= DO THIS =
Where a line contains the string "codex", copy that line.
[Start DATA SHOWN]
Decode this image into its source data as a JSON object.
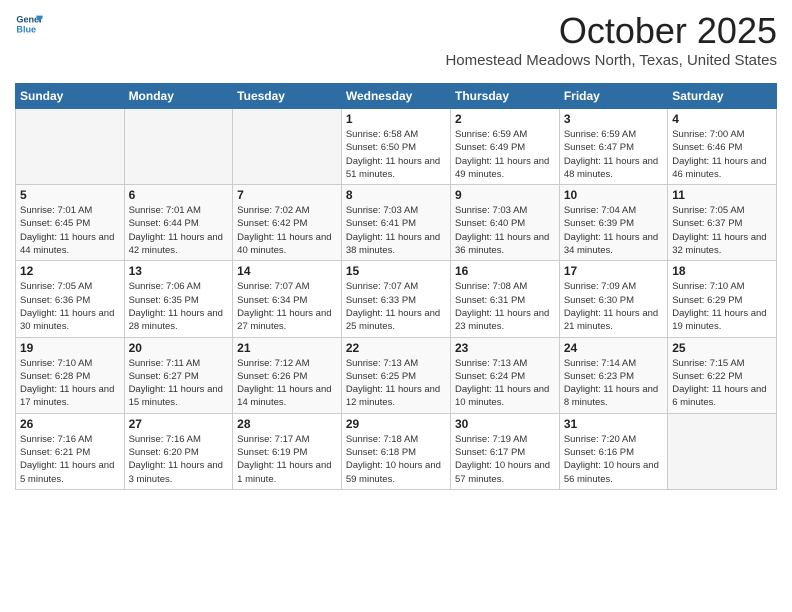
{
  "header": {
    "logo_line1": "General",
    "logo_line2": "Blue",
    "month_title": "October 2025",
    "subtitle": "Homestead Meadows North, Texas, United States"
  },
  "weekdays": [
    "Sunday",
    "Monday",
    "Tuesday",
    "Wednesday",
    "Thursday",
    "Friday",
    "Saturday"
  ],
  "weeks": [
    [
      {
        "day": "",
        "info": ""
      },
      {
        "day": "",
        "info": ""
      },
      {
        "day": "",
        "info": ""
      },
      {
        "day": "1",
        "info": "Sunrise: 6:58 AM\nSunset: 6:50 PM\nDaylight: 11 hours and 51 minutes."
      },
      {
        "day": "2",
        "info": "Sunrise: 6:59 AM\nSunset: 6:49 PM\nDaylight: 11 hours and 49 minutes."
      },
      {
        "day": "3",
        "info": "Sunrise: 6:59 AM\nSunset: 6:47 PM\nDaylight: 11 hours and 48 minutes."
      },
      {
        "day": "4",
        "info": "Sunrise: 7:00 AM\nSunset: 6:46 PM\nDaylight: 11 hours and 46 minutes."
      }
    ],
    [
      {
        "day": "5",
        "info": "Sunrise: 7:01 AM\nSunset: 6:45 PM\nDaylight: 11 hours and 44 minutes."
      },
      {
        "day": "6",
        "info": "Sunrise: 7:01 AM\nSunset: 6:44 PM\nDaylight: 11 hours and 42 minutes."
      },
      {
        "day": "7",
        "info": "Sunrise: 7:02 AM\nSunset: 6:42 PM\nDaylight: 11 hours and 40 minutes."
      },
      {
        "day": "8",
        "info": "Sunrise: 7:03 AM\nSunset: 6:41 PM\nDaylight: 11 hours and 38 minutes."
      },
      {
        "day": "9",
        "info": "Sunrise: 7:03 AM\nSunset: 6:40 PM\nDaylight: 11 hours and 36 minutes."
      },
      {
        "day": "10",
        "info": "Sunrise: 7:04 AM\nSunset: 6:39 PM\nDaylight: 11 hours and 34 minutes."
      },
      {
        "day": "11",
        "info": "Sunrise: 7:05 AM\nSunset: 6:37 PM\nDaylight: 11 hours and 32 minutes."
      }
    ],
    [
      {
        "day": "12",
        "info": "Sunrise: 7:05 AM\nSunset: 6:36 PM\nDaylight: 11 hours and 30 minutes."
      },
      {
        "day": "13",
        "info": "Sunrise: 7:06 AM\nSunset: 6:35 PM\nDaylight: 11 hours and 28 minutes."
      },
      {
        "day": "14",
        "info": "Sunrise: 7:07 AM\nSunset: 6:34 PM\nDaylight: 11 hours and 27 minutes."
      },
      {
        "day": "15",
        "info": "Sunrise: 7:07 AM\nSunset: 6:33 PM\nDaylight: 11 hours and 25 minutes."
      },
      {
        "day": "16",
        "info": "Sunrise: 7:08 AM\nSunset: 6:31 PM\nDaylight: 11 hours and 23 minutes."
      },
      {
        "day": "17",
        "info": "Sunrise: 7:09 AM\nSunset: 6:30 PM\nDaylight: 11 hours and 21 minutes."
      },
      {
        "day": "18",
        "info": "Sunrise: 7:10 AM\nSunset: 6:29 PM\nDaylight: 11 hours and 19 minutes."
      }
    ],
    [
      {
        "day": "19",
        "info": "Sunrise: 7:10 AM\nSunset: 6:28 PM\nDaylight: 11 hours and 17 minutes."
      },
      {
        "day": "20",
        "info": "Sunrise: 7:11 AM\nSunset: 6:27 PM\nDaylight: 11 hours and 15 minutes."
      },
      {
        "day": "21",
        "info": "Sunrise: 7:12 AM\nSunset: 6:26 PM\nDaylight: 11 hours and 14 minutes."
      },
      {
        "day": "22",
        "info": "Sunrise: 7:13 AM\nSunset: 6:25 PM\nDaylight: 11 hours and 12 minutes."
      },
      {
        "day": "23",
        "info": "Sunrise: 7:13 AM\nSunset: 6:24 PM\nDaylight: 11 hours and 10 minutes."
      },
      {
        "day": "24",
        "info": "Sunrise: 7:14 AM\nSunset: 6:23 PM\nDaylight: 11 hours and 8 minutes."
      },
      {
        "day": "25",
        "info": "Sunrise: 7:15 AM\nSunset: 6:22 PM\nDaylight: 11 hours and 6 minutes."
      }
    ],
    [
      {
        "day": "26",
        "info": "Sunrise: 7:16 AM\nSunset: 6:21 PM\nDaylight: 11 hours and 5 minutes."
      },
      {
        "day": "27",
        "info": "Sunrise: 7:16 AM\nSunset: 6:20 PM\nDaylight: 11 hours and 3 minutes."
      },
      {
        "day": "28",
        "info": "Sunrise: 7:17 AM\nSunset: 6:19 PM\nDaylight: 11 hours and 1 minute."
      },
      {
        "day": "29",
        "info": "Sunrise: 7:18 AM\nSunset: 6:18 PM\nDaylight: 10 hours and 59 minutes."
      },
      {
        "day": "30",
        "info": "Sunrise: 7:19 AM\nSunset: 6:17 PM\nDaylight: 10 hours and 57 minutes."
      },
      {
        "day": "31",
        "info": "Sunrise: 7:20 AM\nSunset: 6:16 PM\nDaylight: 10 hours and 56 minutes."
      },
      {
        "day": "",
        "info": ""
      }
    ]
  ]
}
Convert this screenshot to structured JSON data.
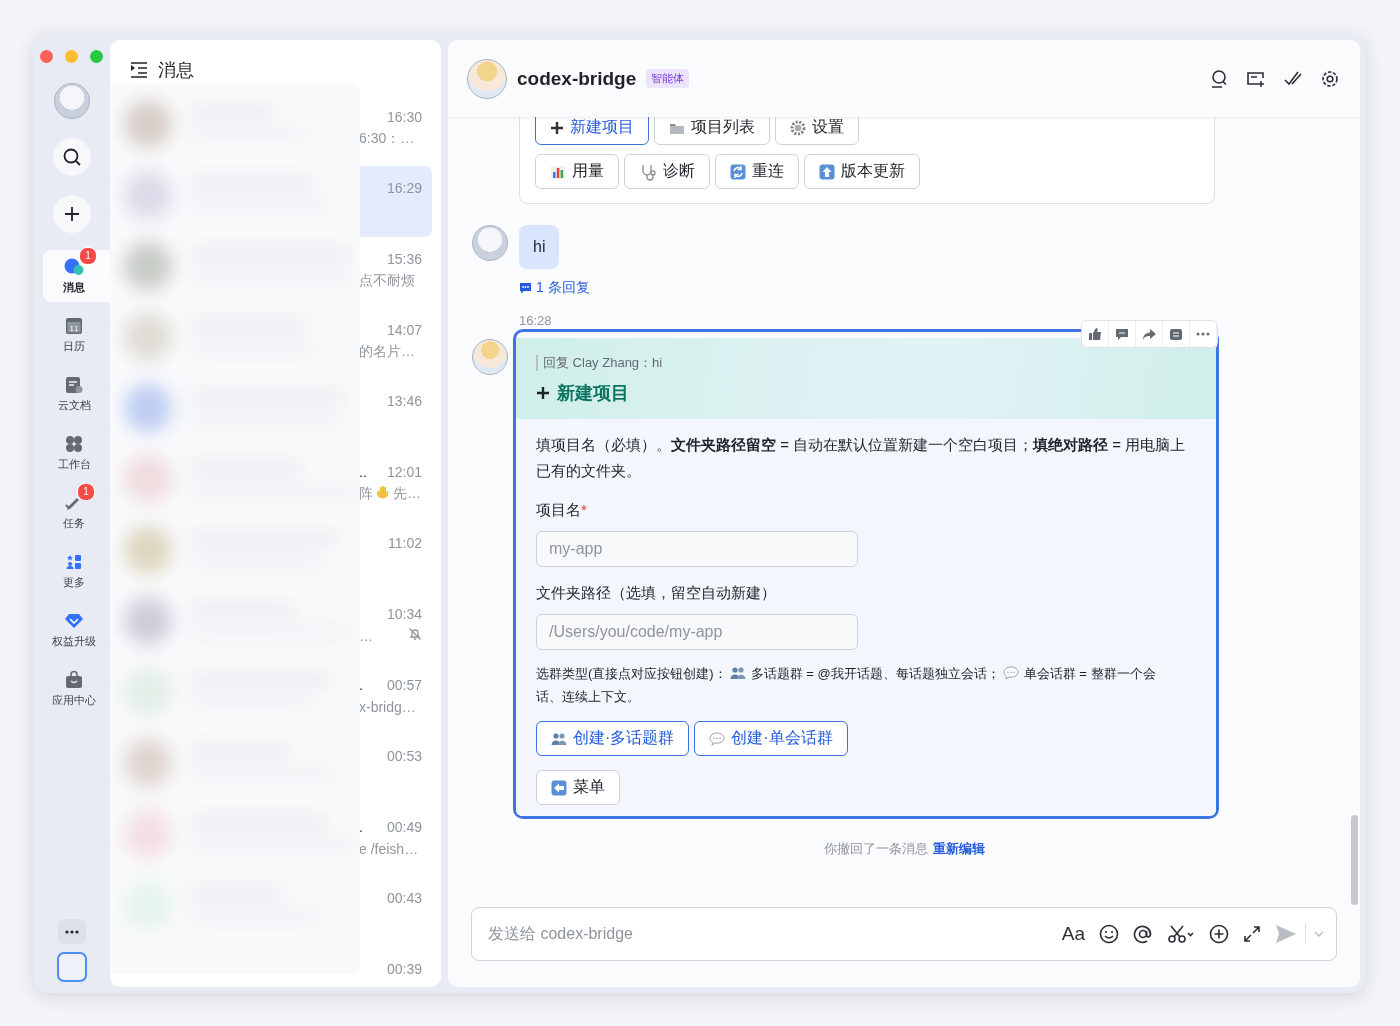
{
  "window": {
    "controls": [
      {
        "color": "#ff5f57"
      },
      {
        "color": "#febc2e"
      },
      {
        "color": "#28c840"
      }
    ]
  },
  "sidebar": {
    "items": [
      {
        "label": "消息",
        "selected": true,
        "badge": "1"
      },
      {
        "label": "日历",
        "selected": false,
        "icon_text": "11"
      },
      {
        "label": "云文档",
        "selected": false
      },
      {
        "label": "工作台",
        "selected": false
      },
      {
        "label": "任务",
        "selected": false,
        "badge": "1"
      },
      {
        "label": "更多",
        "selected": false
      },
      {
        "label": "权益升级",
        "selected": false
      },
      {
        "label": "应用中心",
        "selected": false
      }
    ]
  },
  "conversation_list": {
    "title": "消息",
    "rows": [
      {
        "time": "16:30",
        "preview": "6:30：…",
        "selected": false,
        "muted": false
      },
      {
        "time": "16:29",
        "selected": true,
        "muted": false
      },
      {
        "time": "15:36",
        "preview": "点不耐烦",
        "selected": false,
        "muted": false
      },
      {
        "time": "14:07",
        "preview": "的名片…",
        "selected": false,
        "muted": false
      },
      {
        "time": "13:46",
        "selected": false,
        "muted": false
      },
      {
        "time": "12:01",
        "name_tail": "..",
        "preview": "阵",
        "preview_end": "先…",
        "selected": false,
        "muted": false
      },
      {
        "time": "11:02",
        "selected": false,
        "muted": false
      },
      {
        "time": "10:34",
        "preview": "…",
        "selected": false,
        "muted": true
      },
      {
        "time": "00:57",
        "name_tail": ".",
        "preview": "x-bridg…",
        "selected": false,
        "muted": false
      },
      {
        "time": "00:53",
        "selected": false,
        "muted": false
      },
      {
        "time": "00:49",
        "name_tail": ".",
        "preview": "e /feish…",
        "selected": false,
        "muted": false
      },
      {
        "time": "00:43",
        "selected": false,
        "muted": false
      },
      {
        "time": "00:39",
        "selected": false,
        "muted": false
      }
    ]
  },
  "chat": {
    "title": "codex-bridge",
    "tag": "智能体",
    "messages": [
      {
        "kind": "menu_card",
        "button_rows": [
          [
            {
              "label": "新建项目",
              "primary": true
            },
            {
              "label": "项目列表",
              "primary": false
            },
            {
              "label": "设置",
              "primary": false
            }
          ],
          [
            {
              "label": "用量",
              "primary": false
            },
            {
              "label": "诊断",
              "primary": false
            },
            {
              "label": "重连",
              "primary": false
            },
            {
              "label": "版本更新",
              "primary": false
            }
          ]
        ]
      },
      {
        "kind": "text",
        "text": "hi",
        "reply_link": "1 条回复"
      },
      {
        "kind": "form_card",
        "time": "16:28",
        "highlighted": true,
        "quote": "回复 Clay Zhang：hi",
        "title": "新建项目",
        "description": "填项目名（必填）。**文件夹路径留空** = 自动在默认位置新建一个空白项目；**填绝对路径** = 用电脑上已有的文件夹。",
        "fields": [
          {
            "label": "项目名",
            "required_mark": "*",
            "placeholder": "my-app"
          },
          {
            "label": "文件夹路径（选填，留空自动新建）",
            "placeholder": "/Users/you/code/my-app"
          }
        ],
        "note": [
          "选群类型(直接点对应按钮创建)：",
          "多话题群 = @我开话题、每话题独立会话；",
          "单会话群 = 整群一个会",
          "话、连续上下文。"
        ],
        "button_rows": [
          [
            {
              "label": "创建·多话题群",
              "primary": true
            },
            {
              "label": "创建·单会话群",
              "primary": true
            }
          ],
          [
            {
              "label": "菜单",
              "primary": false
            }
          ]
        ]
      },
      {
        "kind": "recall",
        "text": "你撤回了一条消息",
        "action": "重新编辑"
      }
    ]
  },
  "composer": {
    "placeholder": "发送给 codex-bridge",
    "format_label": "Aa"
  }
}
[End DATA SHOWN]
= PROBLEM SOLUTION =
    "title": "codex-bridge",
    "placeholder": "发送给 codex-bridge",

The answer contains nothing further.